## [WHAT TO WORK ON]
Write the data below out exactly as it stands. Do not include the pictures.

## [RECORDS TO PROCESS]
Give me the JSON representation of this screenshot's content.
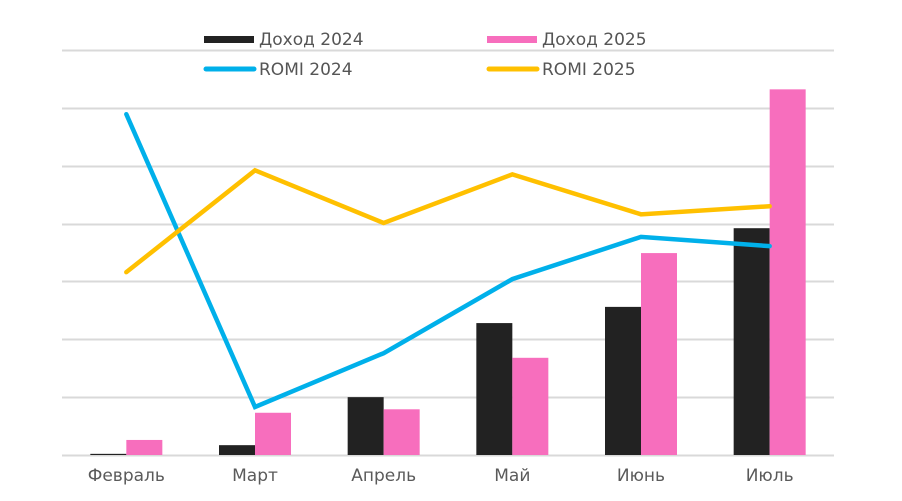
{
  "chart_data": {
    "type": "bar+line",
    "title": "",
    "xlabel": "",
    "ylabel": "",
    "ylim": [
      0,
      7
    ],
    "grid": true,
    "y_ticks_shown": false,
    "legend_position": "top",
    "categories": [
      "Февраль",
      "Март",
      "Апрель",
      "Май",
      "Июнь",
      "Июль"
    ],
    "series": [
      {
        "name": "Доход 2024",
        "type": "bar",
        "color": "#222222",
        "values": [
          0.02,
          0.17,
          1.0,
          2.28,
          2.56,
          3.92
        ]
      },
      {
        "name": "Доход 2025",
        "type": "bar",
        "color": "#f76ebd",
        "values": [
          0.26,
          0.73,
          0.79,
          1.68,
          3.49,
          6.32
        ]
      },
      {
        "name": "ROMI 2024",
        "type": "line",
        "color": "#00b0ea",
        "values": [
          5.89,
          0.83,
          1.76,
          3.04,
          3.77,
          3.61
        ]
      },
      {
        "name": "ROMI 2025",
        "type": "line",
        "color": "#ffc000",
        "values": [
          3.16,
          4.92,
          4.01,
          4.85,
          4.16,
          4.3
        ]
      }
    ],
    "legend": [
      {
        "label": "Доход 2024",
        "marker": "bar",
        "color": "#222222"
      },
      {
        "label": "Доход 2025",
        "marker": "bar",
        "color": "#f76ebd"
      },
      {
        "label": "ROMI 2024",
        "marker": "line",
        "color": "#00b0ea"
      },
      {
        "label": "ROMI 2025",
        "marker": "line",
        "color": "#ffc000"
      }
    ],
    "gridline_color": "#d9d9d9"
  }
}
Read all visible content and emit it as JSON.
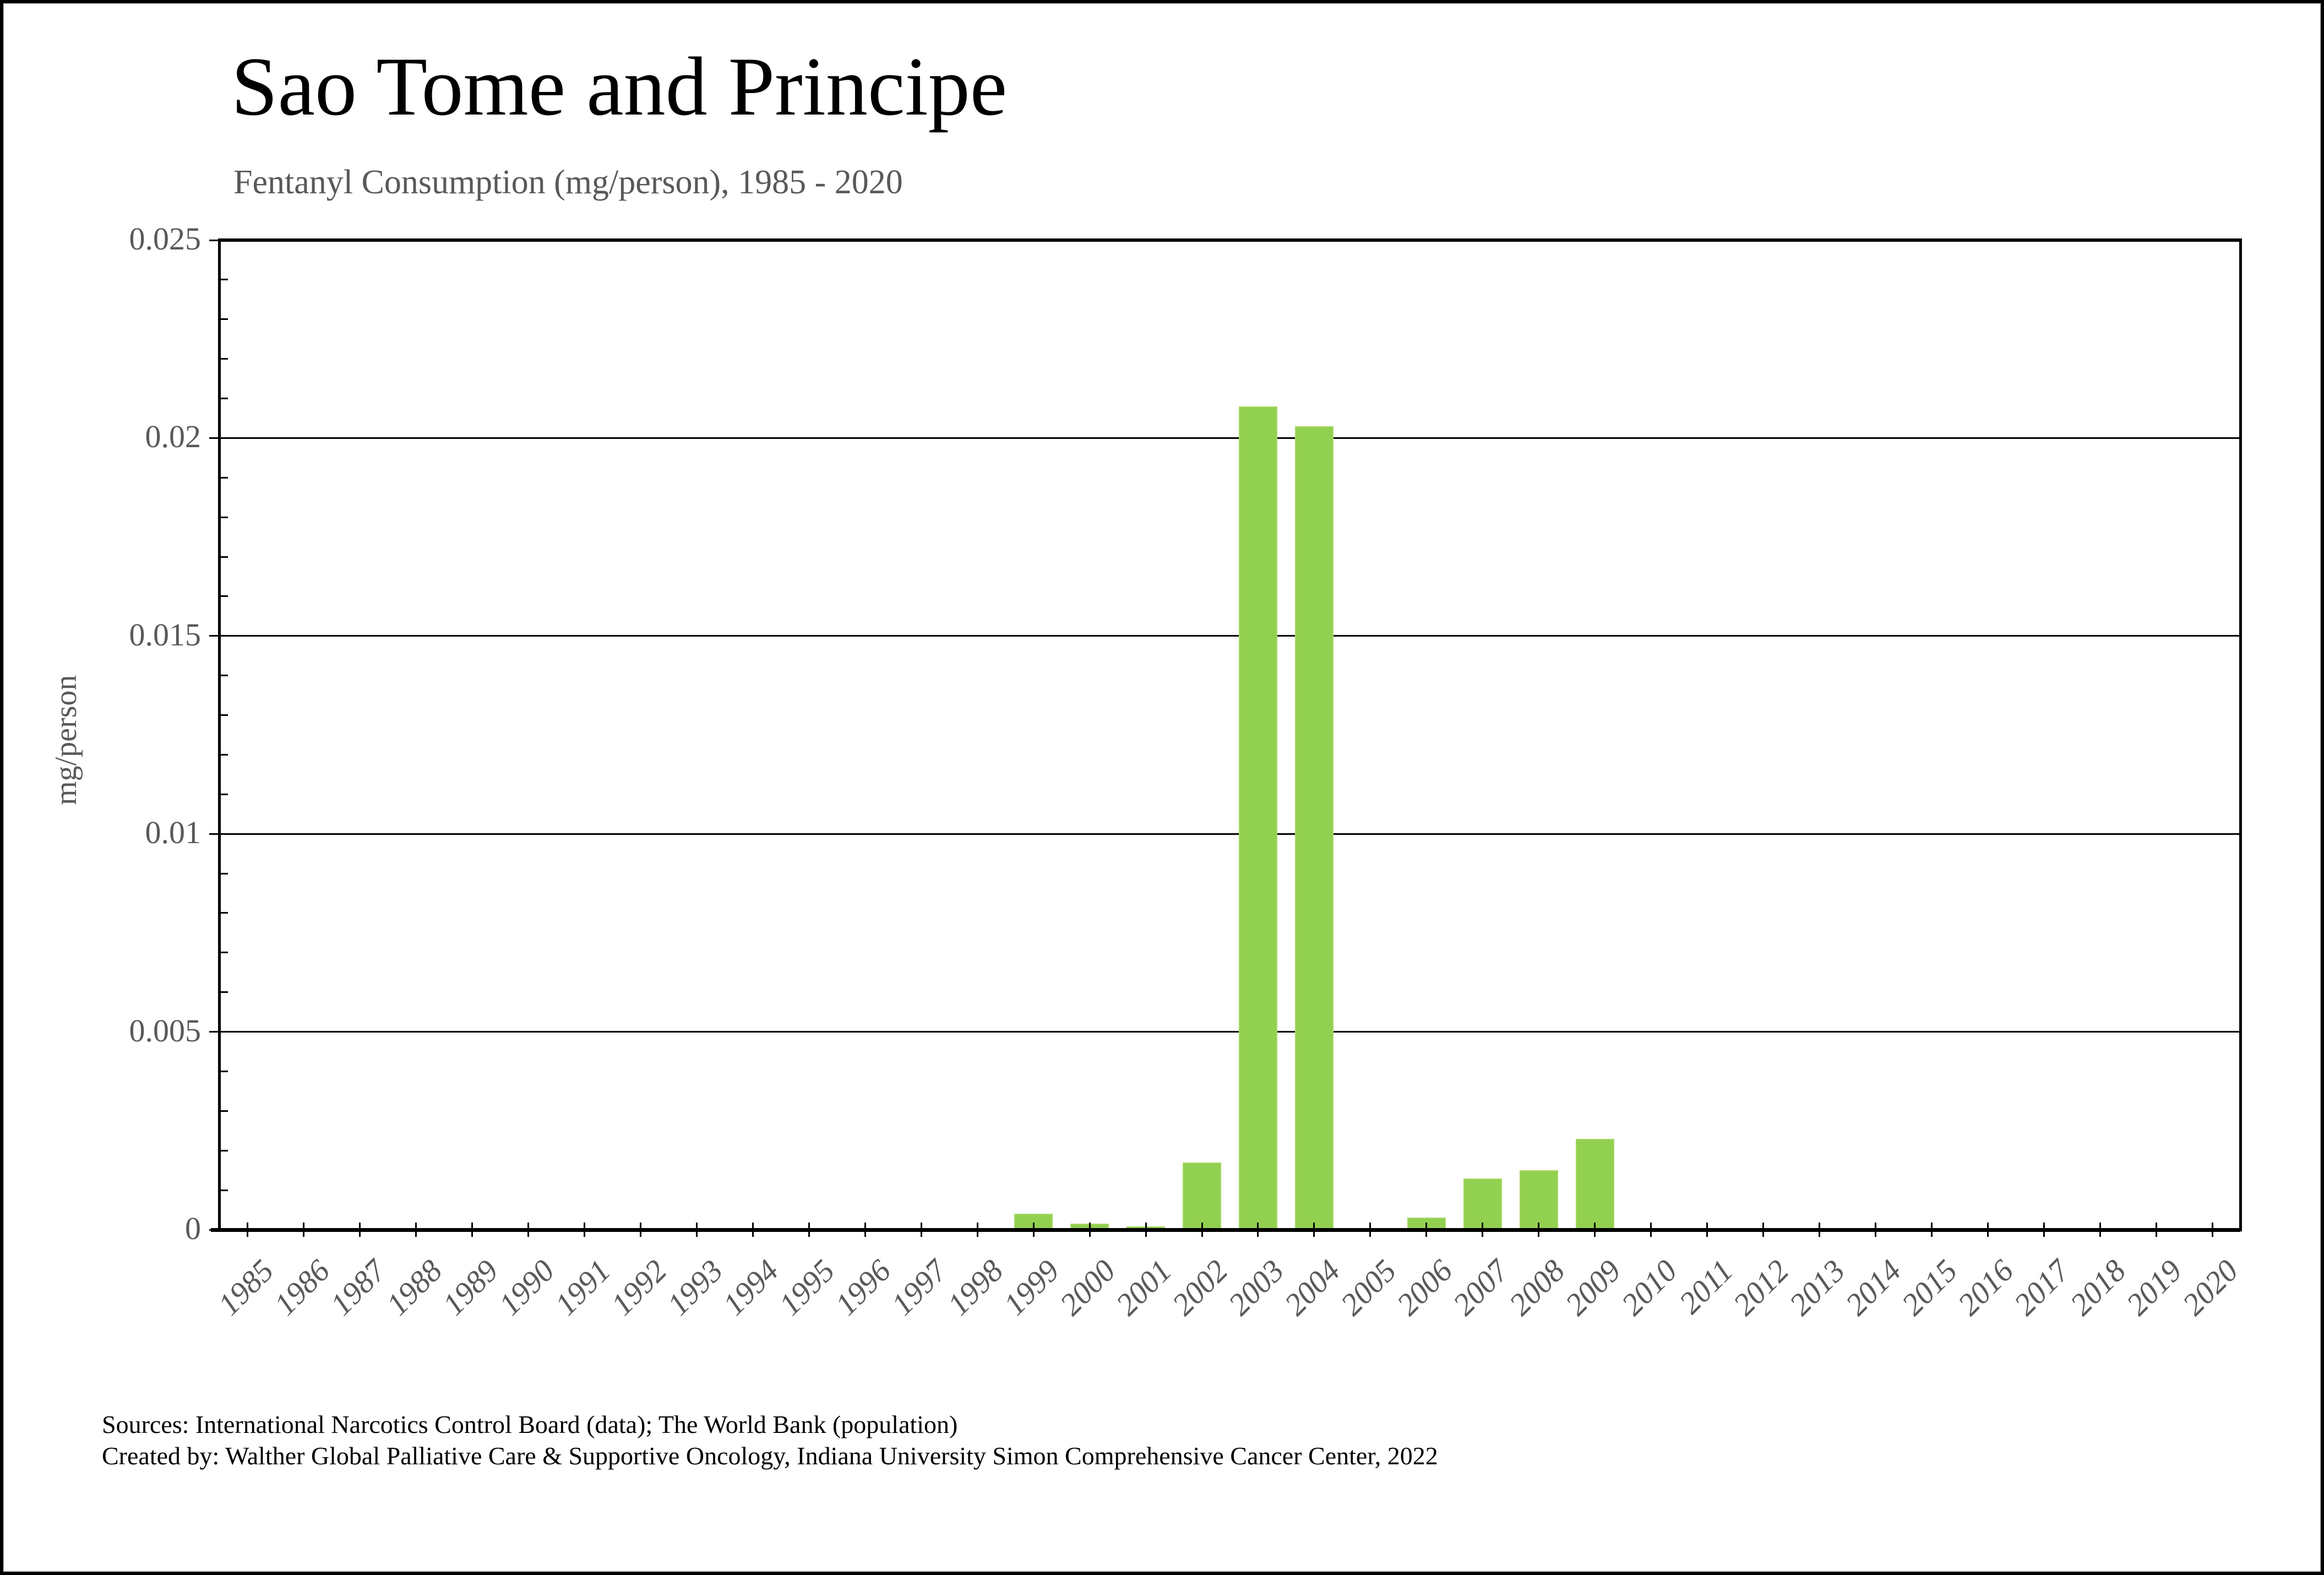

## [RESULT OF THE TASK]
Give me the JSON representation of this screenshot's content.
{
  "chart_data": {
    "type": "bar+line",
    "title": "",
    "xlabel": "",
    "ylabel": "",
    "ylim": [
      0,
      7
    ],
    "grid": true,
    "y_ticks_shown": false,
    "legend_position": "top",
    "categories": [
      "Февраль",
      "Март",
      "Апрель",
      "Май",
      "Июнь",
      "Июль"
    ],
    "series": [
      {
        "name": "Доход 2024",
        "type": "bar",
        "color": "#222222",
        "values": [
          0.02,
          0.17,
          1.0,
          2.28,
          2.56,
          3.92
        ]
      },
      {
        "name": "Доход 2025",
        "type": "bar",
        "color": "#f76ebd",
        "values": [
          0.26,
          0.73,
          0.79,
          1.68,
          3.49,
          6.32
        ]
      },
      {
        "name": "ROMI 2024",
        "type": "line",
        "color": "#00b0ea",
        "values": [
          5.89,
          0.83,
          1.76,
          3.04,
          3.77,
          3.61
        ]
      },
      {
        "name": "ROMI 2025",
        "type": "line",
        "color": "#ffc000",
        "values": [
          3.16,
          4.92,
          4.01,
          4.85,
          4.16,
          4.3
        ]
      }
    ],
    "legend": [
      {
        "label": "Доход 2024",
        "marker": "bar",
        "color": "#222222"
      },
      {
        "label": "Доход 2025",
        "marker": "bar",
        "color": "#f76ebd"
      },
      {
        "label": "ROMI 2024",
        "marker": "line",
        "color": "#00b0ea"
      },
      {
        "label": "ROMI 2025",
        "marker": "line",
        "color": "#ffc000"
      }
    ],
    "gridline_color": "#d9d9d9"
  }
}
Read all visible content and emit it as JSON.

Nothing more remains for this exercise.